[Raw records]
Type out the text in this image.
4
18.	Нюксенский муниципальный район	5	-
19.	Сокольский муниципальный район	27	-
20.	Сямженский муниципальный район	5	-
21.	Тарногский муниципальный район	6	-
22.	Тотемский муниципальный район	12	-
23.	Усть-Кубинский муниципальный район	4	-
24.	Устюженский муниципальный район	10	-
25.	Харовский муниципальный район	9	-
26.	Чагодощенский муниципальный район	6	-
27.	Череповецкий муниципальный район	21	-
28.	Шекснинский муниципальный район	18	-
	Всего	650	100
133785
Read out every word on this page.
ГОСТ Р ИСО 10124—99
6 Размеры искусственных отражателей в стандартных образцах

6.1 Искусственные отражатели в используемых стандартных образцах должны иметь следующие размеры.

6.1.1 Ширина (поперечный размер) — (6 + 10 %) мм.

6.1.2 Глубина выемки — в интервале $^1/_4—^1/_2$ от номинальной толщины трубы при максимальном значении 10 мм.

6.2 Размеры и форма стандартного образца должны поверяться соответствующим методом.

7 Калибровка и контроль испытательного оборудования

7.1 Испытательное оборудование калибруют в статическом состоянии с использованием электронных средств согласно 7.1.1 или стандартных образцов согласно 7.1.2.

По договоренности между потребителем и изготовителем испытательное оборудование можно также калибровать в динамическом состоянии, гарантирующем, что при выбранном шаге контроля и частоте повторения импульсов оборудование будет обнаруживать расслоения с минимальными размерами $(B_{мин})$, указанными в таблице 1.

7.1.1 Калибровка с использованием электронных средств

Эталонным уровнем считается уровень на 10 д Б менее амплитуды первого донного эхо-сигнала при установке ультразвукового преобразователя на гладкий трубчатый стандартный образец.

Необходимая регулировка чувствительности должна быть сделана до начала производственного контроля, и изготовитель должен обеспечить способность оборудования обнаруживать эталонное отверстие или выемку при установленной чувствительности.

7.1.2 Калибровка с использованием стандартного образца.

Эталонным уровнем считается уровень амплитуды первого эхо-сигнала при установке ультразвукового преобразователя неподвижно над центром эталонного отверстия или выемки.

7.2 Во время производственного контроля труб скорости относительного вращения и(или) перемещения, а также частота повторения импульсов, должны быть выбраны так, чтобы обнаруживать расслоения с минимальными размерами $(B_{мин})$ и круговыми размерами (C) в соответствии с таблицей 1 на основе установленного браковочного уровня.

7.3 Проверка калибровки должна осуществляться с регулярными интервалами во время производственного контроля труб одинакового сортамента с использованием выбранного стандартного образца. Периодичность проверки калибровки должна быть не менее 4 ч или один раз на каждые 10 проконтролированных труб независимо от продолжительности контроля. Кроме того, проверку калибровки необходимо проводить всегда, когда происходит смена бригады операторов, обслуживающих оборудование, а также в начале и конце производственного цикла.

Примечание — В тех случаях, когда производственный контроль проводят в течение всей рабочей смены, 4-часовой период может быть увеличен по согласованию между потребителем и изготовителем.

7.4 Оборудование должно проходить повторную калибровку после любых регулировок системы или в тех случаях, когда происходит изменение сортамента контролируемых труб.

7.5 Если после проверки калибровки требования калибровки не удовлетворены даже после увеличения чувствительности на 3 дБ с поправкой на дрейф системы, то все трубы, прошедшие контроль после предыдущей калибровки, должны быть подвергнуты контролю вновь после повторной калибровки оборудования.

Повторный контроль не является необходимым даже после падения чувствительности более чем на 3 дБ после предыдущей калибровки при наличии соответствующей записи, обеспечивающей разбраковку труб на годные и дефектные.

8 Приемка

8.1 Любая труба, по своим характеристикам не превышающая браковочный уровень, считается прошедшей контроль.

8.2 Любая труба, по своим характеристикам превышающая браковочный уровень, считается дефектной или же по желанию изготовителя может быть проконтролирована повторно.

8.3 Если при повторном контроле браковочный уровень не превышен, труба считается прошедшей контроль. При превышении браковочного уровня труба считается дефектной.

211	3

TASK OBJECTIVE
Extract every entry above as it appears.

WORKED ANSWER
Type out the text in this image.
4
18.	Нюксенский муниципальный район	5	-
19.	Сокольский муниципальный район	27	-
20.	Сямженский муниципальный район	5	-
21.	Тарногский муниципальный район	6	-
22.	Тотемский муниципальный район	12	-
23.	Усть-Кубинский муниципальный район	4	-
24.	Устюженский муниципальный район	10	-
25.	Харовский муниципальный район	9	-
26.	Чагодощенский муниципальный район	6	-
27.	Череповецкий муниципальный район	21	-
28.	Шекснинский муниципальный район	18	-
	Всего	650	100
133785
Read out every word on this page.
ГОСТ Р ИСО 10124—99
6 Размеры искусственных отражателей в стандартных образцах

6.1 Искусственные отражатели в используемых стандартных образцах должны иметь следующие размеры.

6.1.1 Ширина (поперечный размер) — (6 + 10 %) мм.

6.1.2 Глубина выемки — в интервале $^1/_4—^1/_2$ от номинальной толщины трубы при максимальном значении 10 мм.

6.2 Размеры и форма стандартного образца должны поверяться соответствующим методом.

7 Калибровка и контроль испытательного оборудования

7.1 Испытательное оборудование калибруют в статическом состоянии с использованием электронных средств согласно 7.1.1 или стандартных образцов согласно 7.1.2.

По договоренности между потребителем и изготовителем испытательное оборудование можно также калибровать в динамическом состоянии, гарантирующем, что при выбранном шаге контроля и частоте повторения импульсов оборудование будет обнаруживать расслоения с минимальными размерами $(B_{мин})$, указанными в таблице 1.

7.1.1 Калибровка с использованием электронных средств

Эталонным уровнем считается уровень на 10 д Б менее амплитуды первого донного эхо-сигнала при установке ультразвукового преобразователя на гладкий трубчатый стандартный образец.

Необходимая регулировка чувствительности должна быть сделана до начала производственного контроля, и изготовитель должен обеспечить способность оборудования обнаруживать эталонное отверстие или выемку при установленной чувствительности.

7.1.2 Калибровка с использованием стандартного образца.

Эталонным уровнем считается уровень амплитуды первого эхо-сигнала при установке ультразвукового преобразователя неподвижно над центром эталонного отверстия или выемки.

7.2 Во время производственного контроля труб скорости относительного вращения и(или) перемещения, а также частота повторения импульсов, должны быть выбраны так, чтобы обнаруживать расслоения с минимальными размерами $(B_{мин})$ и круговыми размерами (C) в соответствии с таблицей 1 на основе установленного браковочного уровня.

7.3 Проверка калибровки должна осуществляться с регулярными интервалами во время производственного контроля труб одинакового сортамента с использованием выбранного стандартного образца. Периодичность проверки калибровки должна быть не менее 4 ч или один раз на каждые 10 проконтролированных труб независимо от продолжительности контроля. Кроме того, проверку калибровки необходимо проводить всегда, когда происходит смена бригады операторов, обслуживающих оборудование, а также в начале и конце производственного цикла.

Примечание — В тех случаях, когда производственный контроль проводят в течение всей рабочей смены, 4-часовой период может быть увеличен по согласованию между потребителем и изготовителем.

7.4 Оборудование должно проходить повторную калибровку после любых регулировок системы или в тех случаях, когда происходит изменение сортамента контролируемых труб.

7.5 Если после проверки калибровки требования калибровки не удовлетворены даже после увеличения чувствительности на 3 дБ с поправкой на дрейф системы, то все трубы, прошедшие контроль после предыдущей калибровки, должны быть подвергнуты контролю вновь после повторной калибровки оборудования.

Повторный контроль не является необходимым даже после падения чувствительности более чем на 3 дБ после предыдущей калибровки при наличии соответствующей записи, обеспечивающей разбраковку труб на годные и дефектные.

8 Приемка

8.1 Любая труба, по своим характеристикам не превышающая браковочный уровень, считается прошедшей контроль.

8.2 Любая труба, по своим характеристикам превышающая браковочный уровень, считается дефектной или же по желанию изготовителя может быть проконтролирована повторно.

8.3 Если при повторном контроле браковочный уровень не превышен, труба считается прошедшей контроль. При превышении браковочного уровня труба считается дефектной.

211	3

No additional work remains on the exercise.